Dataset records
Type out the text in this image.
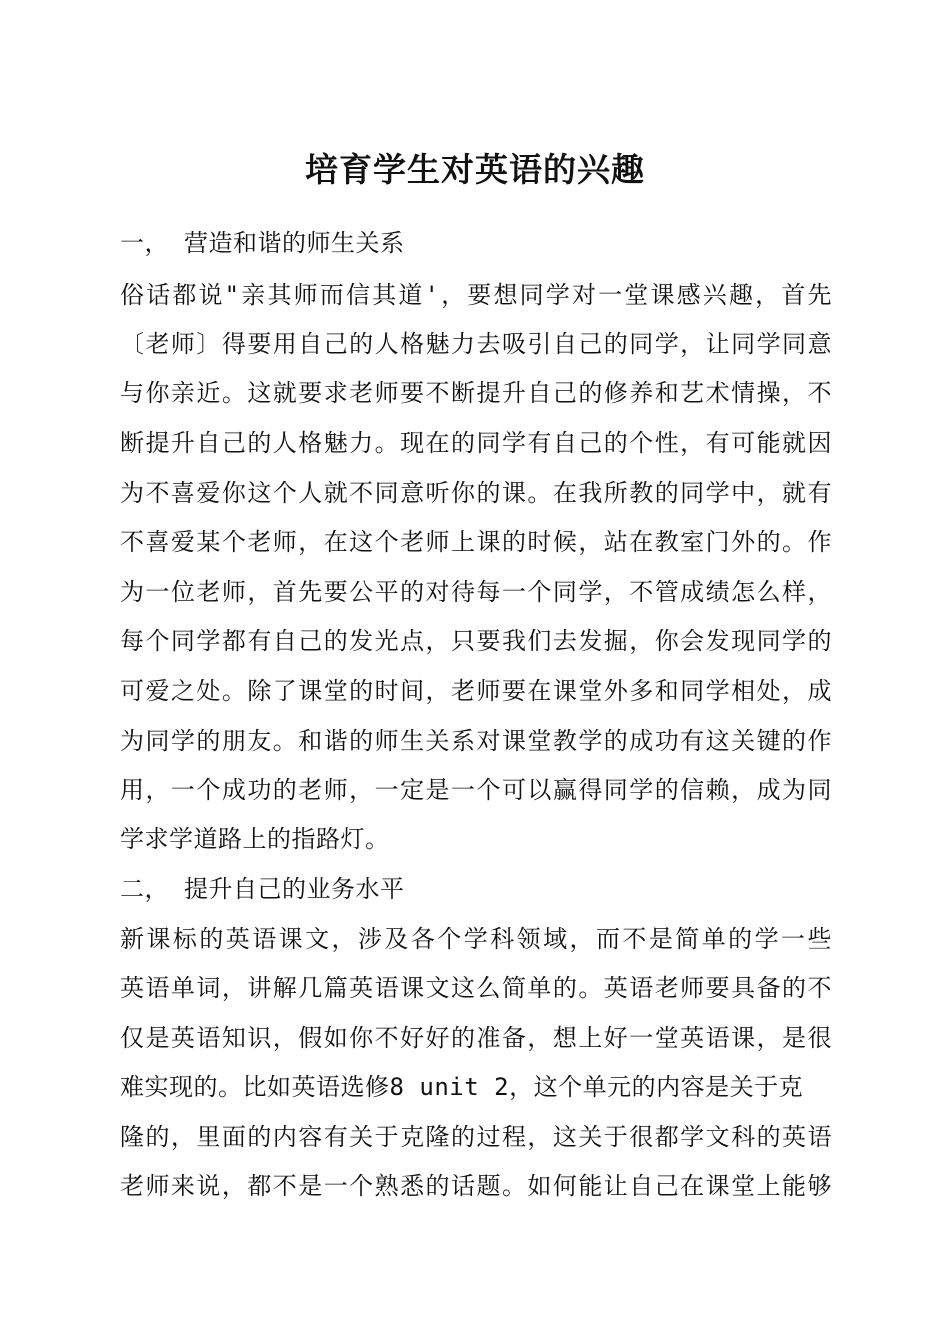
培育学生对英语的兴趣
一， 营造和谐的师生关系
俗话都说"亲其师而信其道'，要想同学对一堂课感兴趣，首先
〔老师〕得要用自己的人格魅力去吸引自己的同学，让同学同意
与你亲近。这就要求老师要不断提升自己的修养和艺术情操，不
断提升自己的人格魅力。现在的同学有自己的个性，有可能就因
为不喜爱你这个人就不同意听你的课。在我所教的同学中，就有
不喜爱某个老师，在这个老师上课的时候，站在教室门外的。作
为一位老师，首先要公平的对待每一个同学，不管成绩怎么样，
每个同学都有自己的发光点，只要我们去发掘，你会发现同学的
可爱之处。除了课堂的时间，老师要在课堂外多和同学相处，成
为同学的朋友。和谐的师生关系对课堂教学的成功有这关键的作
用，一个成功的老师，一定是一个可以赢得同学的信赖，成为同
学求学道路上的指路灯。
二， 提升自己的业务水平
新课标的英语课文，涉及各个学科领域，而不是简单的学一些
英语单词，讲解几篇英语课文这么简单的。英语老师要具备的不
仅是英语知识，假如你不好好的准备，想上好一堂英语课，是很
难实现的。比如英语选修8 unit 2，这个单元的内容是关于克
隆的，里面的内容有关于克隆的过程，这关于很都学文科的英语
老师来说，都不是一个熟悉的话题。如何能让自己在课堂上能够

Stated problem
Skip the pictures, then retype every line above exactly.

Exercise solution
Type out the text in this image.
培育学生对英语的兴趣
一， 营造和谐的师生关系
俗话都说"亲其师而信其道'，要想同学对一堂课感兴趣，首先
〔老师〕得要用自己的人格魅力去吸引自己的同学，让同学同意
与你亲近。这就要求老师要不断提升自己的修养和艺术情操，不
断提升自己的人格魅力。现在的同学有自己的个性，有可能就因
为不喜爱你这个人就不同意听你的课。在我所教的同学中，就有
不喜爱某个老师，在这个老师上课的时候，站在教室门外的。作
为一位老师，首先要公平的对待每一个同学，不管成绩怎么样，
每个同学都有自己的发光点，只要我们去发掘，你会发现同学的
可爱之处。除了课堂的时间，老师要在课堂外多和同学相处，成
为同学的朋友。和谐的师生关系对课堂教学的成功有这关键的作
用，一个成功的老师，一定是一个可以赢得同学的信赖，成为同
学求学道路上的指路灯。
二， 提升自己的业务水平
新课标的英语课文，涉及各个学科领域，而不是简单的学一些
英语单词，讲解几篇英语课文这么简单的。英语老师要具备的不
仅是英语知识，假如你不好好的准备，想上好一堂英语课，是很
难实现的。比如英语选修8 unit 2，这个单元的内容是关于克
隆的，里面的内容有关于克隆的过程，这关于很都学文科的英语
老师来说，都不是一个熟悉的话题。如何能让自己在课堂上能够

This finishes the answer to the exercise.